— WHAT IS REQUIRED —
Copy the data precisely, character for character, and leave out every picture.

[Stored records]
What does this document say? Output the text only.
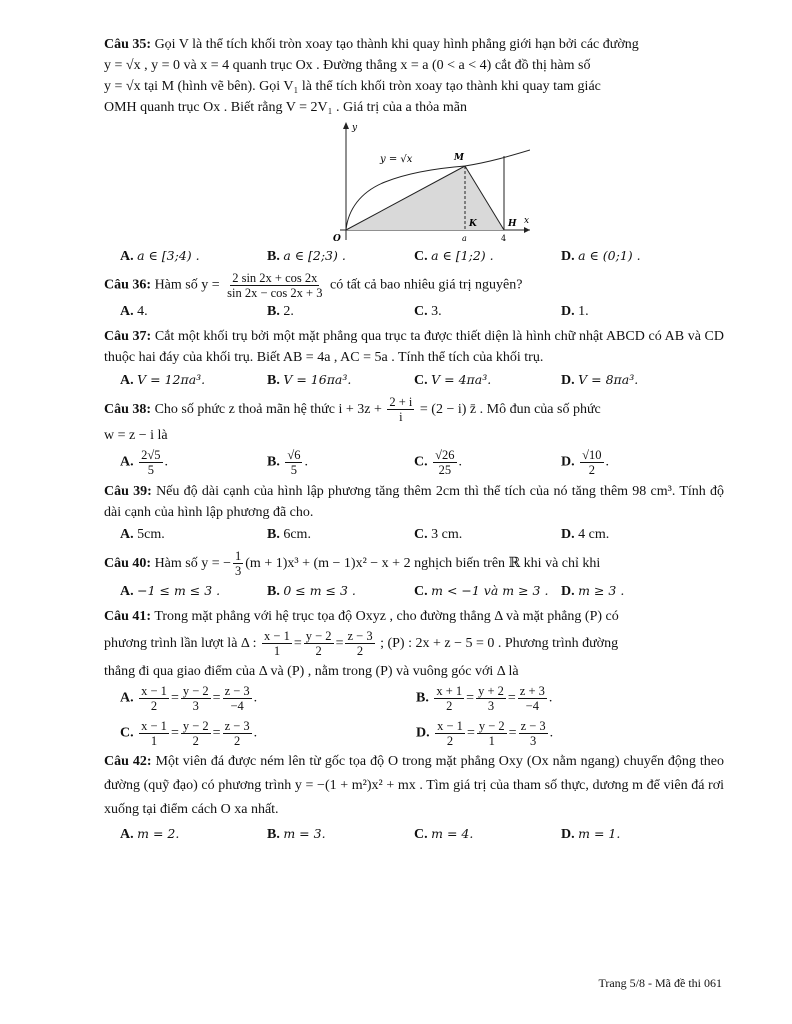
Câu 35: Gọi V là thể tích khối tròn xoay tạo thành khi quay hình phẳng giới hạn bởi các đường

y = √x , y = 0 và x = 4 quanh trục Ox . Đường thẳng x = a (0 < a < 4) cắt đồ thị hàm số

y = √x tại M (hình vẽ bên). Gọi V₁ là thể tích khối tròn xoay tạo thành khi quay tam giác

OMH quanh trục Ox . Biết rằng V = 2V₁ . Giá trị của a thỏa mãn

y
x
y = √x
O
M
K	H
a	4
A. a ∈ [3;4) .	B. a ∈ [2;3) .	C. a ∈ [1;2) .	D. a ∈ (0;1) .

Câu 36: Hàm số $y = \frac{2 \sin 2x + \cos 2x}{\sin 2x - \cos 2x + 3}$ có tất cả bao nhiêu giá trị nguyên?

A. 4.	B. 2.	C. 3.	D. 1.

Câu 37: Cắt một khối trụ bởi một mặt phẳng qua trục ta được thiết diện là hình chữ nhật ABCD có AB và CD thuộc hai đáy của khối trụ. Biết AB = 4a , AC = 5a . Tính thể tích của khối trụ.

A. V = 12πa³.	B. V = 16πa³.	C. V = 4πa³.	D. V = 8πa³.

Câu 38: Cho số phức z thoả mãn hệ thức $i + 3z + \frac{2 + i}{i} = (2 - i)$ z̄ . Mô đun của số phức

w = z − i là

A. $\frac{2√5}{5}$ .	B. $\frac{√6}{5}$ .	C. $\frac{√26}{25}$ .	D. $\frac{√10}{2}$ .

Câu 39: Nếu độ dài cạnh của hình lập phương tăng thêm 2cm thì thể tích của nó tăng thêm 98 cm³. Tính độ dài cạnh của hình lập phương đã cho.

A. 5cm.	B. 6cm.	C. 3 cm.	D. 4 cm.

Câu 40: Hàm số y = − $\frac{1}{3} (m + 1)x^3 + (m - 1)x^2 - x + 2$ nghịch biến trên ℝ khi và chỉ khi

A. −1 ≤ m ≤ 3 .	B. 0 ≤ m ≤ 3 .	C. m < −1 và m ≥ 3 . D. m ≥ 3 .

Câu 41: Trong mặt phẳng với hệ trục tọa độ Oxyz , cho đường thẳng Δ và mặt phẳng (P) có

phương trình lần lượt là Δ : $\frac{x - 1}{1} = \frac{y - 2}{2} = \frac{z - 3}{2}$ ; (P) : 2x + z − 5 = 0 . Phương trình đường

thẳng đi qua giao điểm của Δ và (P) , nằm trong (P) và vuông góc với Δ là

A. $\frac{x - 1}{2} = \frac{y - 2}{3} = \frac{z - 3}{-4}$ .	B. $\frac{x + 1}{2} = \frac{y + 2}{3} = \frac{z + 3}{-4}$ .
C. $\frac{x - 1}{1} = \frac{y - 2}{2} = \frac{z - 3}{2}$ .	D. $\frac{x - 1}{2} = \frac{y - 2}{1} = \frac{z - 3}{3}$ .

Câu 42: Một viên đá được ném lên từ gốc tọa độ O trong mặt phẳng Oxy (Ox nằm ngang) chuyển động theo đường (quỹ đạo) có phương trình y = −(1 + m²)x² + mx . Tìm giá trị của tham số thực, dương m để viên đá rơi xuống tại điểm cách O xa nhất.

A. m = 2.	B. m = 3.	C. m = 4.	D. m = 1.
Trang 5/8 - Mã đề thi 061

— RESPONSE TO THE EXERCISE —
What does this document say? Output the text only.
Câu 35: Gọi V là thể tích khối tròn xoay tạo thành khi quay hình phẳng giới hạn bởi các đường

y = √x , y = 0 và x = 4 quanh trục Ox . Đường thẳng x = a (0 < a < 4) cắt đồ thị hàm số

y = √x tại M (hình vẽ bên). Gọi V₁ là thể tích khối tròn xoay tạo thành khi quay tam giác

OMH quanh trục Ox . Biết rằng V = 2V₁ . Giá trị của a thỏa mãn

y
x
y = √x
O
M
K	H
a	4
A. a ∈ [3;4) .	B. a ∈ [2;3) .	C. a ∈ [1;2) .	D. a ∈ (0;1) .

Câu 36: Hàm số $y = \frac{2 \sin 2x + \cos 2x}{\sin 2x - \cos 2x + 3}$ có tất cả bao nhiêu giá trị nguyên?

A. 4.	B. 2.	C. 3.	D. 1.

Câu 37: Cắt một khối trụ bởi một mặt phẳng qua trục ta được thiết diện là hình chữ nhật ABCD có AB và CD thuộc hai đáy của khối trụ. Biết AB = 4a , AC = 5a . Tính thể tích của khối trụ.

A. V = 12πa³.	B. V = 16πa³.	C. V = 4πa³.	D. V = 8πa³.

Câu 38: Cho số phức z thoả mãn hệ thức $i + 3z + \frac{2 + i}{i} = (2 - i)$ z̄ . Mô đun của số phức

w = z − i là

A. $\frac{2√5}{5}$ .	B. $\frac{√6}{5}$ .	C. $\frac{√26}{25}$ .	D. $\frac{√10}{2}$ .

Câu 39: Nếu độ dài cạnh của hình lập phương tăng thêm 2cm thì thể tích của nó tăng thêm 98 cm³. Tính độ dài cạnh của hình lập phương đã cho.

A. 5cm.	B. 6cm.	C. 3 cm.	D. 4 cm.

Câu 40: Hàm số y = − $\frac{1}{3} (m + 1)x^3 + (m - 1)x^2 - x + 2$ nghịch biến trên ℝ khi và chỉ khi

A. −1 ≤ m ≤ 3 .	B. 0 ≤ m ≤ 3 .	C. m < −1 và m ≥ 3 . D. m ≥ 3 .

Câu 41: Trong mặt phẳng với hệ trục tọa độ Oxyz , cho đường thẳng Δ và mặt phẳng (P) có

phương trình lần lượt là Δ : $\frac{x - 1}{1} = \frac{y - 2}{2} = \frac{z - 3}{2}$ ; (P) : 2x + z − 5 = 0 . Phương trình đường

thẳng đi qua giao điểm của Δ và (P) , nằm trong (P) và vuông góc với Δ là

A. $\frac{x - 1}{2} = \frac{y - 2}{3} = \frac{z - 3}{-4}$ .	B. $\frac{x + 1}{2} = \frac{y + 2}{3} = \frac{z + 3}{-4}$ .
C. $\frac{x - 1}{1} = \frac{y - 2}{2} = \frac{z - 3}{2}$ .	D. $\frac{x - 1}{2} = \frac{y - 2}{1} = \frac{z - 3}{3}$ .

Câu 42: Một viên đá được ném lên từ gốc tọa độ O trong mặt phẳng Oxy (Ox nằm ngang) chuyển động theo đường (quỹ đạo) có phương trình y = −(1 + m²)x² + mx . Tìm giá trị của tham số thực, dương m để viên đá rơi xuống tại điểm cách O xa nhất.

A. m = 2.	B. m = 3.	C. m = 4.	D. m = 1.
Trang 5/8 - Mã đề thi 061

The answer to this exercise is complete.